- **Short problem 1**:
Answer these from the passage on dynamic logic:
(a) What does the inference of q from p assert?
(b) Why is the implication from p to [a]p not valid?
(c) In what situations is the assertion about x = 1 and x := x+1 false?

- **Text provided**:
--- start ---

The difference between implication and inference is the same in dynamic logic as in any other logic: whereas the implication $p \to q\,\!$ asserts that if $p\,\!$ is true then so is $q\,\!$, the inference $p \vdash q\,\!$ asserts that if $p\,\!$ is valid then so is $q\,\!$. However the dynamic nature of dynamic logic moves this distinction out of the realm of abstract axiomatics into the common-sense experience of situations in flux. The inference rule $p \vdash [a]p\,\!$, for example, is sound because its premise asserts that $p\,\!$ holds at all times, whence no matter where $a\,\!$ might take us, $p\,\!$ will be true there. The implication $p \to [a]p\,\!$ is not valid, however, because the truth of $p\,\!$ at the present moment is no guarantee of its truth after performing $a\,\!$. For example, $p \to [a]p\,\!$ will be true in any situation where $p\,\!$ is false, or in any situation where $[a]p\,\!$ is true, but the assertion $(x = 1) \to [x := x+1](x = 1)\,\!$ is false in any situation where $x\,\!$ has value 1, and therefore is not valid.

--- end ---

Records from a collection
--- start ---

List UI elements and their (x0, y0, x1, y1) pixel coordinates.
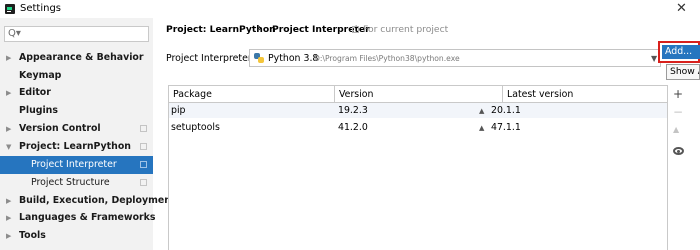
sidebar-item-version-control[interactable]: ▶ Version Control (0, 120, 153, 138)
chevron-down-icon: ▼ (651, 54, 658, 63)
upgrade-available-icon: ▲ (479, 107, 485, 115)
table-row[interactable]: pip 19.2.3 ▲ 20.1.1 (169, 103, 667, 118)
package-version: 19.2.3 (338, 105, 368, 116)
sidebar-item-label: Plugins (19, 105, 58, 116)
window-title: Settings (20, 3, 62, 14)
expand-arrow-icon: ▶ (6, 125, 12, 133)
breadcrumb-separator: › (258, 23, 262, 34)
package-latest-version: 47.1.1 (491, 122, 521, 133)
project-scope-icon (352, 26, 359, 33)
sidebar-item-label: Languages & Frameworks (19, 212, 156, 223)
interpreter-dropdown[interactable]: Python 3.8 D:\Program Files\Python38\pyt… (249, 49, 661, 67)
expand-arrow-icon: ▶ (6, 54, 12, 62)
interpreter-label: Project Interpreter: (166, 53, 255, 64)
expand-arrow-icon: ▶ (6, 214, 12, 222)
column-header-version[interactable]: Version (334, 86, 502, 103)
show-early-releases-eye-icon[interactable] (673, 147, 684, 155)
close-icon[interactable]: ✕ (676, 1, 687, 16)
project-scope-icon (140, 179, 147, 186)
project-scope-icon (140, 125, 147, 132)
sidebar-item-project[interactable]: ▼ Project: LearnPython (0, 138, 153, 156)
settings-search-input[interactable]: Q▾ (4, 26, 149, 42)
sidebar-item-project-structure[interactable]: Project Structure (0, 174, 153, 192)
project-scope-icon (140, 161, 147, 168)
show-all-tooltip: Show All (666, 64, 700, 80)
add-interpreter-button[interactable]: Add... (658, 41, 700, 63)
sidebar-item-project-interpreter[interactable]: Project Interpreter (0, 156, 153, 174)
pycharm-logo-icon (5, 4, 15, 14)
upgrade-package-icon[interactable]: ▲ (673, 125, 679, 134)
package-name: setuptools (171, 122, 220, 133)
add-button-label: Add... (662, 45, 700, 59)
table-row[interactable]: setuptools 41.2.0 ▲ 47.1.1 (169, 120, 667, 135)
sidebar-item-label: Project: LearnPython (19, 141, 131, 152)
scope-hint: For current project (363, 24, 449, 35)
sidebar-item-build[interactable]: ▶ Build, Execution, Deployment (0, 192, 175, 210)
sidebar-item-tools[interactable]: ▶ Tools (0, 227, 153, 245)
expand-arrow-icon: ▶ (6, 197, 12, 205)
search-icon: Q▾ (8, 28, 21, 39)
package-toolbar: + − ▲ (668, 85, 688, 250)
expand-arrow-icon: ▶ (6, 232, 12, 240)
sidebar-item-keymap[interactable]: Keymap (0, 67, 153, 85)
sidebar-item-languages[interactable]: ▶ Languages & Frameworks (0, 209, 156, 227)
upgrade-available-icon: ▲ (479, 124, 485, 132)
project-scope-icon (140, 143, 147, 150)
settings-sidebar: Q▾ ▶ Appearance & Behavior Keymap ▶ Edit… (0, 18, 175, 250)
sidebar-item-label: Project Interpreter (31, 159, 117, 170)
sidebar-item-plugins[interactable]: Plugins (0, 102, 153, 120)
package-name: pip (171, 105, 186, 116)
sidebar-item-label: Project Structure (31, 177, 110, 188)
package-latest-version: 20.1.1 (491, 105, 521, 116)
sidebar-item-label: Version Control (19, 123, 101, 134)
add-package-icon[interactable]: + (673, 87, 683, 101)
sidebar-item-editor[interactable]: ▶ Editor (0, 84, 153, 102)
python-icon (254, 53, 264, 63)
interpreter-path: D:\Program Files\Python38\python.exe (314, 54, 460, 63)
packages-table: Package Version Latest version pip 19.2.… (168, 85, 668, 250)
title-bar: Settings ✕ (0, 0, 700, 18)
package-version: 41.2.0 (338, 122, 368, 133)
sidebar-item-label: Editor (19, 87, 51, 98)
sidebar-item-label: Keymap (19, 70, 62, 81)
remove-package-icon[interactable]: − (673, 105, 683, 119)
collapse-arrow-icon: ▼ (6, 143, 12, 151)
sidebar-item-label: Build, Execution, Deployment (19, 195, 176, 206)
column-header-package[interactable]: Package (169, 86, 334, 103)
sidebar-item-label: Tools (19, 230, 46, 241)
interpreter-name: Python 3.8 (268, 53, 319, 64)
expand-arrow-icon: ▶ (6, 89, 12, 97)
sidebar-item-label: Appearance & Behavior (19, 52, 144, 63)
sidebar-item-appearance[interactable]: ▶ Appearance & Behavior (0, 49, 153, 67)
column-header-latest[interactable]: Latest version (502, 86, 667, 103)
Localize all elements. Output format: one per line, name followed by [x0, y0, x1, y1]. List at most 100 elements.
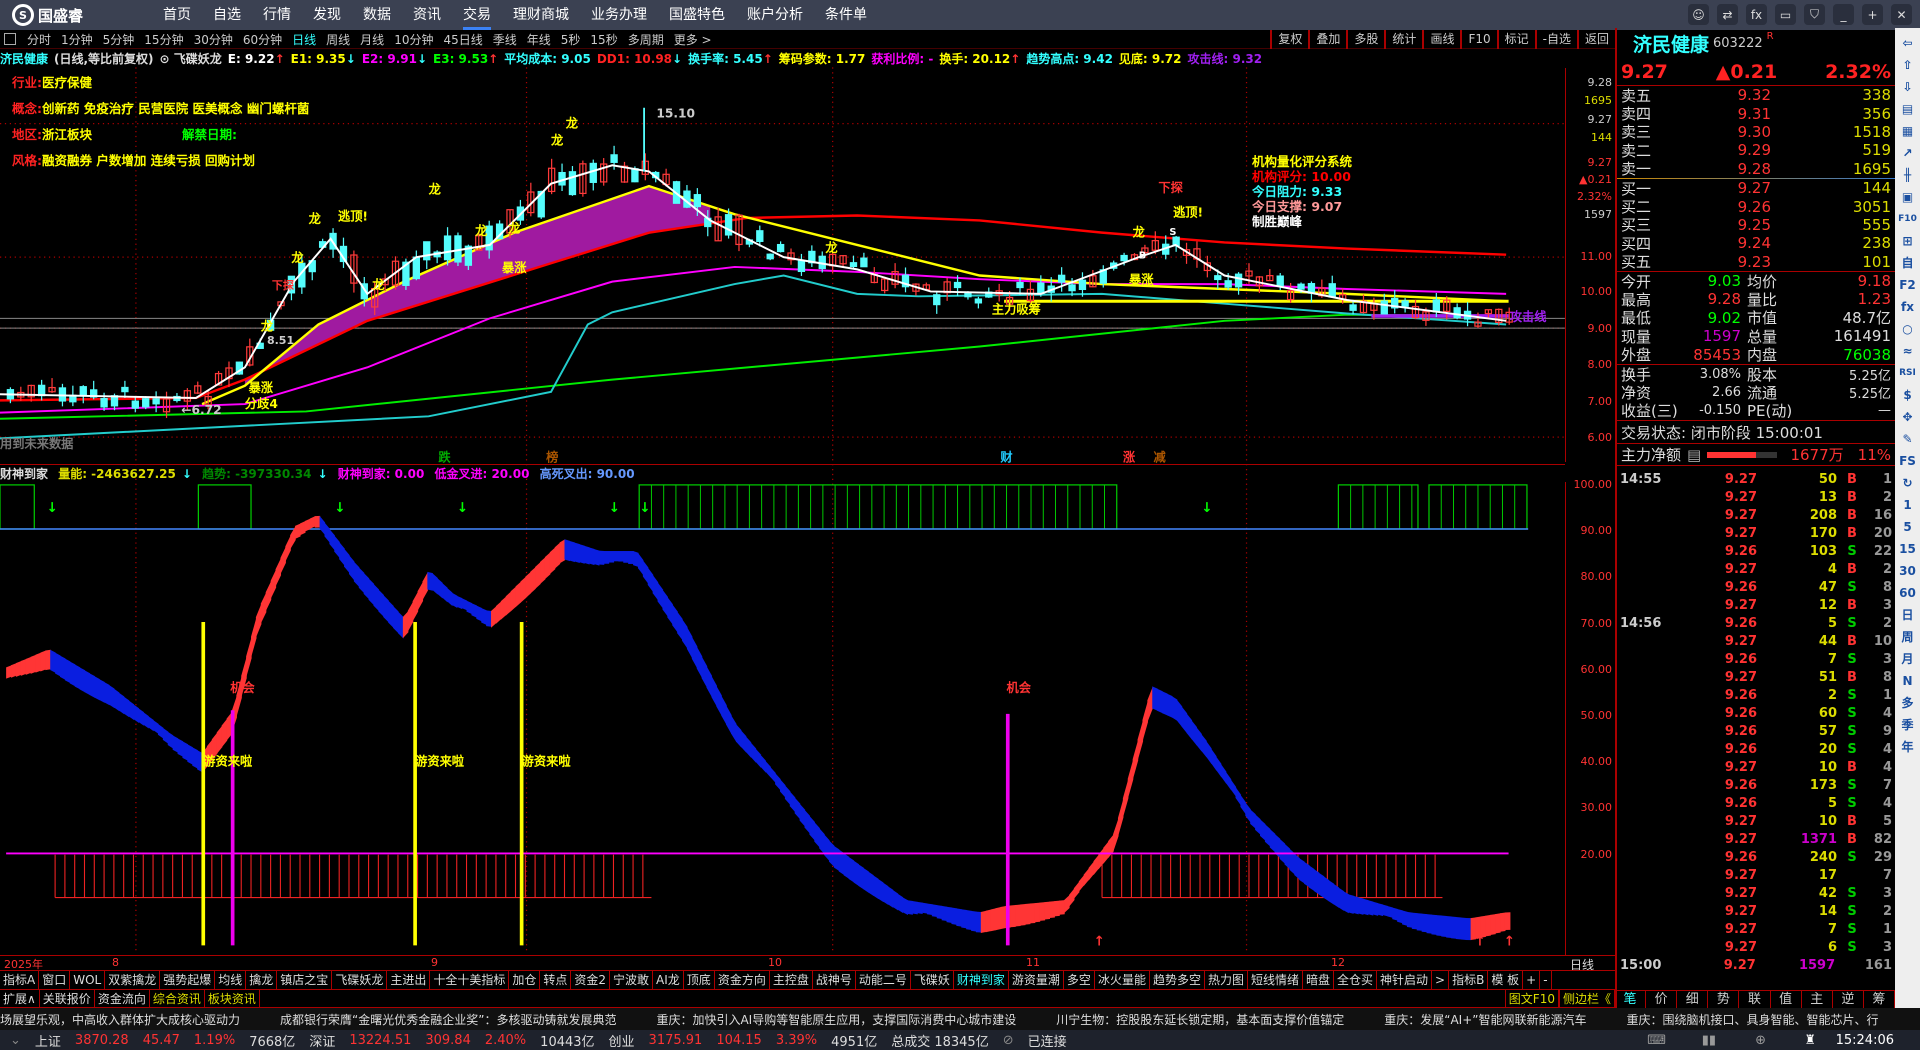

--- end ---

- **Short problem 2**:
In the records, substitute "clickable" for "interactable" in the lines starting with the line with "sidebar-item-version-control[interactable]: ▶ Version" and going on through the line with "package-version: 19.2.3 (338, 105, 368, 116)", leaving everything else unchanged, and give back only those lines.

- **Worked answer 1**:
(a) It asserts that if p is valid, then so is q.
(b) The truth of p at the present moment is no guarantee of its truth after performing a.
(c) It is false in any situation where x has value 1.

- **Worked answer 2**:
sidebar-item-version-control[clickable]: ▶ Version Control (0, 120, 153, 138)
chevron-down-icon: ▼ (651, 54, 658, 63)
upgrade-available-icon: ▲ (479, 107, 485, 115)
table-row[clickable]: pip 19.2.3 ▲ 20.1.1 (169, 103, 667, 118)
package-version: 19.2.3 (338, 105, 368, 116)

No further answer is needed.